Report the count of lines that carry the string "具体措施如下", and add nothing.

====== Exercise input

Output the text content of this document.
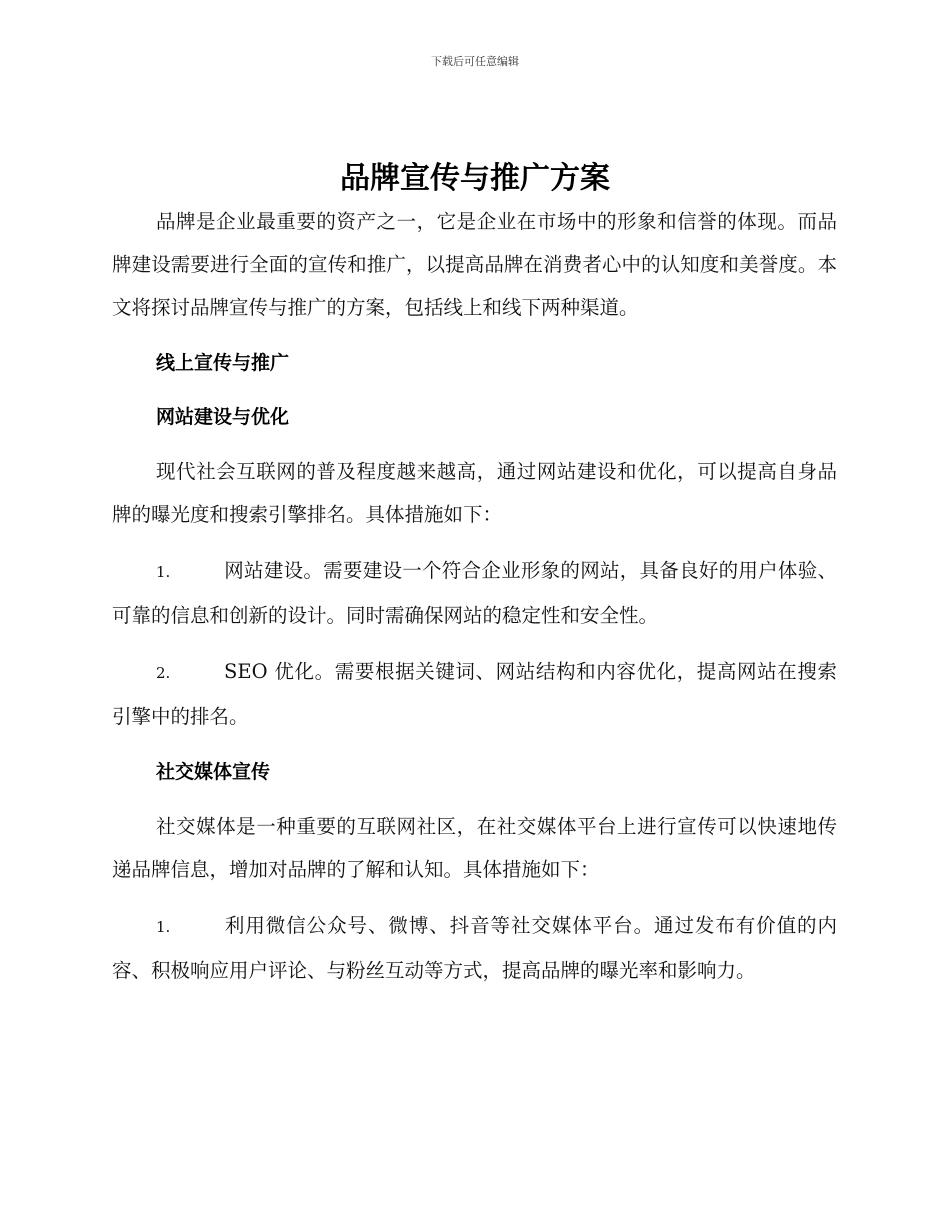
下载后可任意编辑
品牌宣传与推广方案

品牌是企业最重要的资产之一，它是企业在市场中的形象和信誉的体现。而品牌建设需要进行全面的宣传和推广，以提高品牌在消费者心中的认知度和美誉度。本文将探讨品牌宣传与推广的方案，包括线上和线下两种渠道。

线上宣传与推广

网站建设与优化

现代社会互联网的普及程度越来越高，通过网站建设和优化，可以提高自身品牌的曝光度和搜索引擎排名。具体措施如下：

1.	网站建设。需要建设一个符合企业形象的网站，具备良好的用户体验、可靠的信息和创新的设计。同时需确保网站的稳定性和安全性。

2.	SEO 优化。需要根据关键词、网站结构和内容优化，提高网站在搜索引擎中的排名。

社交媒体宣传

社交媒体是一种重要的互联网社区，在社交媒体平台上进行宣传可以快速地传递品牌信息，增加对品牌的了解和认知。具体措施如下：

1.	利用微信公众号、微博、抖音等社交媒体平台。通过发布有价值的内容、积极响应用户评论、与粉丝互动等方式，提高品牌的曝光率和影响力。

============

In response:
2